Exercise description =>
Your task is to restate the data word for word.

Data extract =>
=====

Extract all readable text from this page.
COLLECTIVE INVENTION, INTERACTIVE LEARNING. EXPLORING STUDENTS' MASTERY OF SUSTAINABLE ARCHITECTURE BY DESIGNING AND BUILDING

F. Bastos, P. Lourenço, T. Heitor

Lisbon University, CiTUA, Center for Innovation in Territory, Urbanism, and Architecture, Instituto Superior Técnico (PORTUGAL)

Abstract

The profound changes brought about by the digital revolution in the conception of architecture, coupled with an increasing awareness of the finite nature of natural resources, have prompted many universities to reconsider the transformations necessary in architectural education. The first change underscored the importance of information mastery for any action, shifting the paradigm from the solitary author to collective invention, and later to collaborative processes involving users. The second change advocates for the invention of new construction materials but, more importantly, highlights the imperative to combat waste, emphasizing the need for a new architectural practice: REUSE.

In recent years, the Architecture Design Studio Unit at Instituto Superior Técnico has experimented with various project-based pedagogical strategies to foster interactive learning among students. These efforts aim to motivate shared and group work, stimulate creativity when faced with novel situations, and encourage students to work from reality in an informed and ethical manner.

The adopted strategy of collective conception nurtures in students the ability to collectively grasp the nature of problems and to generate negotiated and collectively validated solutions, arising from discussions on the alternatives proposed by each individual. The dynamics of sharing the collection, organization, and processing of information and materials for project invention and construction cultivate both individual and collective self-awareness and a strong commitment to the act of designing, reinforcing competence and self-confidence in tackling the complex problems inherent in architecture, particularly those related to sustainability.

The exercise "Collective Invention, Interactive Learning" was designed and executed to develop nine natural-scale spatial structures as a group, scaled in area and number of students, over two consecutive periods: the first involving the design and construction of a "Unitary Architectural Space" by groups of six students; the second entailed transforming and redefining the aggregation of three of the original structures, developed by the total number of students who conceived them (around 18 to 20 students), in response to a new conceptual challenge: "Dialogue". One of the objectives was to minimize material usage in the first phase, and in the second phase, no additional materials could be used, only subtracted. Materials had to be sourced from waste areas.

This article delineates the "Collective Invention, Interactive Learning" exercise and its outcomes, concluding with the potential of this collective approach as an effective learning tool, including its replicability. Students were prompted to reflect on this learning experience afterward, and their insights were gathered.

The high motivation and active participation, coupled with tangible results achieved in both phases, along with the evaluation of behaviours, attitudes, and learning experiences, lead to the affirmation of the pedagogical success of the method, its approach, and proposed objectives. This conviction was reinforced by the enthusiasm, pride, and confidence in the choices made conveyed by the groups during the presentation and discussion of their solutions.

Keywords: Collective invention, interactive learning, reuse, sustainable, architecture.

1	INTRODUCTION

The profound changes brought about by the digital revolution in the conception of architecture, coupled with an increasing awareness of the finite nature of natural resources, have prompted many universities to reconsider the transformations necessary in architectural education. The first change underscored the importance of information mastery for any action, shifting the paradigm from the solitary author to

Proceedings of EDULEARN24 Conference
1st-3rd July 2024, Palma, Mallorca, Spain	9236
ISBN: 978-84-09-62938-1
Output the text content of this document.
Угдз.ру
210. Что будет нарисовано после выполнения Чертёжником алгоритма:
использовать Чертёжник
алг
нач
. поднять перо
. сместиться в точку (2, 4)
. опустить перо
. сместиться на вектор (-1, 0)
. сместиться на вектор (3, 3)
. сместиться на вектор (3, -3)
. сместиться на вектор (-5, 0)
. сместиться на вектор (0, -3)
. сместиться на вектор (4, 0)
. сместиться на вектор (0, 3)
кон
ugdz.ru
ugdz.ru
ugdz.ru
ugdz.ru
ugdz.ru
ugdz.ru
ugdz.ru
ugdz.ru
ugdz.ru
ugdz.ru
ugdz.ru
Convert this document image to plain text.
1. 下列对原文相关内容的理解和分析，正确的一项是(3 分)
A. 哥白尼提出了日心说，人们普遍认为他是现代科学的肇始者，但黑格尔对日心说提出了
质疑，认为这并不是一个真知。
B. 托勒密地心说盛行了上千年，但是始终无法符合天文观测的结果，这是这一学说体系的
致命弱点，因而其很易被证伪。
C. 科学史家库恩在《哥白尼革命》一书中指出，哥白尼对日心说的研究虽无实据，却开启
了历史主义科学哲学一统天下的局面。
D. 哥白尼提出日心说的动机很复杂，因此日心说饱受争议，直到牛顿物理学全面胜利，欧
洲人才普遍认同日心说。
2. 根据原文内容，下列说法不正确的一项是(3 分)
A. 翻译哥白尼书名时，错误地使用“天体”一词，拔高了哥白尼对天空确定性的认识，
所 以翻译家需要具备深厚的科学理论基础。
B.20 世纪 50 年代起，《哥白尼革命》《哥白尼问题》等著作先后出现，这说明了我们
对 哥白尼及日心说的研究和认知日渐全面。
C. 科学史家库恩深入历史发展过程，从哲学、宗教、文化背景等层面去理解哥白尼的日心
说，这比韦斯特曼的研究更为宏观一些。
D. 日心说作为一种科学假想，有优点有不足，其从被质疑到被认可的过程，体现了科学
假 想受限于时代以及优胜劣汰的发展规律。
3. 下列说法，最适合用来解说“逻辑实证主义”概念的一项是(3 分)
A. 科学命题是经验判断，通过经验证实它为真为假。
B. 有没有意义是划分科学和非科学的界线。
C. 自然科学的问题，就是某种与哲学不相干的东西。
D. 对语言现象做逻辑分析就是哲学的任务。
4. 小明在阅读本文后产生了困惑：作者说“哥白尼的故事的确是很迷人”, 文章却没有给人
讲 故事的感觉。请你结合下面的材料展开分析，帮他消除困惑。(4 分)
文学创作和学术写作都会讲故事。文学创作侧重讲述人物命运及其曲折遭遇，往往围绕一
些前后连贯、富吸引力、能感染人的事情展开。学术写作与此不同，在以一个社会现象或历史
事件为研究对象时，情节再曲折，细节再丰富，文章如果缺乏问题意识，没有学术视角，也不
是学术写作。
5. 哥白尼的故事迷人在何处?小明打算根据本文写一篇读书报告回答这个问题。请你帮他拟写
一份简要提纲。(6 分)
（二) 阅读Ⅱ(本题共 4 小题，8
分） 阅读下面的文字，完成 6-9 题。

=====

Result of this exercise =>
Extract all readable text from this page.
COLLECTIVE INVENTION, INTERACTIVE LEARNING. EXPLORING STUDENTS' MASTERY OF SUSTAINABLE ARCHITECTURE BY DESIGNING AND BUILDING

F. Bastos, P. Lourenço, T. Heitor

Lisbon University, CiTUA, Center for Innovation in Territory, Urbanism, and Architecture, Instituto Superior Técnico (PORTUGAL)

Abstract

The profound changes brought about by the digital revolution in the conception of architecture, coupled with an increasing awareness of the finite nature of natural resources, have prompted many universities to reconsider the transformations necessary in architectural education. The first change underscored the importance of information mastery for any action, shifting the paradigm from the solitary author to collective invention, and later to collaborative processes involving users. The second change advocates for the invention of new construction materials but, more importantly, highlights the imperative to combat waste, emphasizing the need for a new architectural practice: REUSE.

In recent years, the Architecture Design Studio Unit at Instituto Superior Técnico has experimented with various project-based pedagogical strategies to foster interactive learning among students. These efforts aim to motivate shared and group work, stimulate creativity when faced with novel situations, and encourage students to work from reality in an informed and ethical manner.

The adopted strategy of collective conception nurtures in students the ability to collectively grasp the nature of problems and to generate negotiated and collectively validated solutions, arising from discussions on the alternatives proposed by each individual. The dynamics of sharing the collection, organization, and processing of information and materials for project invention and construction cultivate both individual and collective self-awareness and a strong commitment to the act of designing, reinforcing competence and self-confidence in tackling the complex problems inherent in architecture, particularly those related to sustainability.

The exercise "Collective Invention, Interactive Learning" was designed and executed to develop nine natural-scale spatial structures as a group, scaled in area and number of students, over two consecutive periods: the first involving the design and construction of a "Unitary Architectural Space" by groups of six students; the second entailed transforming and redefining the aggregation of three of the original structures, developed by the total number of students who conceived them (around 18 to 20 students), in response to a new conceptual challenge: "Dialogue". One of the objectives was to minimize material usage in the first phase, and in the second phase, no additional materials could be used, only subtracted. Materials had to be sourced from waste areas.

This article delineates the "Collective Invention, Interactive Learning" exercise and its outcomes, concluding with the potential of this collective approach as an effective learning tool, including its replicability. Students were prompted to reflect on this learning experience afterward, and their insights were gathered.

The high motivation and active participation, coupled with tangible results achieved in both phases, along with the evaluation of behaviours, attitudes, and learning experiences, lead to the affirmation of the pedagogical success of the method, its approach, and proposed objectives. This conviction was reinforced by the enthusiasm, pride, and confidence in the choices made conveyed by the groups during the presentation and discussion of their solutions.

Keywords: Collective invention, interactive learning, reuse, sustainable, architecture.

1	INTRODUCTION

The profound changes brought about by the digital revolution in the conception of architecture, coupled with an increasing awareness of the finite nature of natural resources, have prompted many universities to reconsider the transformations necessary in architectural education. The first change underscored the importance of information mastery for any action, shifting the paradigm from the solitary author to

Proceedings of EDULEARN24 Conference
1st-3rd July 2024, Palma, Mallorca, Spain	9236
ISBN: 978-84-09-62938-1
Output the text content of this document.
Угдз.ру
210. Что будет нарисовано после выполнения Чертёжником алгоритма:
использовать Чертёжник
алг
нач
. поднять перо
. сместиться в точку (2, 4)
. опустить перо
. сместиться на вектор (-1, 0)
. сместиться на вектор (3, 3)
. сместиться на вектор (3, -3)
. сместиться на вектор (-5, 0)
. сместиться на вектор (0, -3)
. сместиться на вектор (4, 0)
. сместиться на вектор (0, 3)
кон
ugdz.ru
ugdz.ru
ugdz.ru
ugdz.ru
ugdz.ru
ugdz.ru
ugdz.ru
ugdz.ru
ugdz.ru
ugdz.ru
ugdz.ru
Convert this document image to plain text.
1. 下列对原文相关内容的理解和分析，正确的一项是(3 分)
A. 哥白尼提出了日心说，人们普遍认为他是现代科学的肇始者，但黑格尔对日心说提出了
质疑，认为这并不是一个真知。
B. 托勒密地心说盛行了上千年，但是始终无法符合天文观测的结果，这是这一学说体系的
致命弱点，因而其很易被证伪。
C. 科学史家库恩在《哥白尼革命》一书中指出，哥白尼对日心说的研究虽无实据，却开启
了历史主义科学哲学一统天下的局面。
D. 哥白尼提出日心说的动机很复杂，因此日心说饱受争议，直到牛顿物理学全面胜利，欧
洲人才普遍认同日心说。
2. 根据原文内容，下列说法不正确的一项是(3 分)
A. 翻译哥白尼书名时，错误地使用“天体”一词，拔高了哥白尼对天空确定性的认识，
所 以翻译家需要具备深厚的科学理论基础。
B.20 世纪 50 年代起，《哥白尼革命》《哥白尼问题》等著作先后出现，这说明了我们
对 哥白尼及日心说的研究和认知日渐全面。
C. 科学史家库恩深入历史发展过程，从哲学、宗教、文化背景等层面去理解哥白尼的日心
说，这比韦斯特曼的研究更为宏观一些。
D. 日心说作为一种科学假想，有优点有不足，其从被质疑到被认可的过程，体现了科学
假 想受限于时代以及优胜劣汰的发展规律。
3. 下列说法，最适合用来解说“逻辑实证主义”概念的一项是(3 分)
A. 科学命题是经验判断，通过经验证实它为真为假。
B. 有没有意义是划分科学和非科学的界线。
C. 自然科学的问题，就是某种与哲学不相干的东西。
D. 对语言现象做逻辑分析就是哲学的任务。
4. 小明在阅读本文后产生了困惑：作者说“哥白尼的故事的确是很迷人”, 文章却没有给人
讲 故事的感觉。请你结合下面的材料展开分析，帮他消除困惑。(4 分)
文学创作和学术写作都会讲故事。文学创作侧重讲述人物命运及其曲折遭遇，往往围绕一
些前后连贯、富吸引力、能感染人的事情展开。学术写作与此不同，在以一个社会现象或历史
事件为研究对象时，情节再曲折，细节再丰富，文章如果缺乏问题意识，没有学术视角，也不
是学术写作。
5. 哥白尼的故事迷人在何处?小明打算根据本文写一篇读书报告回答这个问题。请你帮他拟写
一份简要提纲。(6 分)
（二) 阅读Ⅱ(本题共 4 小题，8
分） 阅读下面的文字，完成 6-9 题。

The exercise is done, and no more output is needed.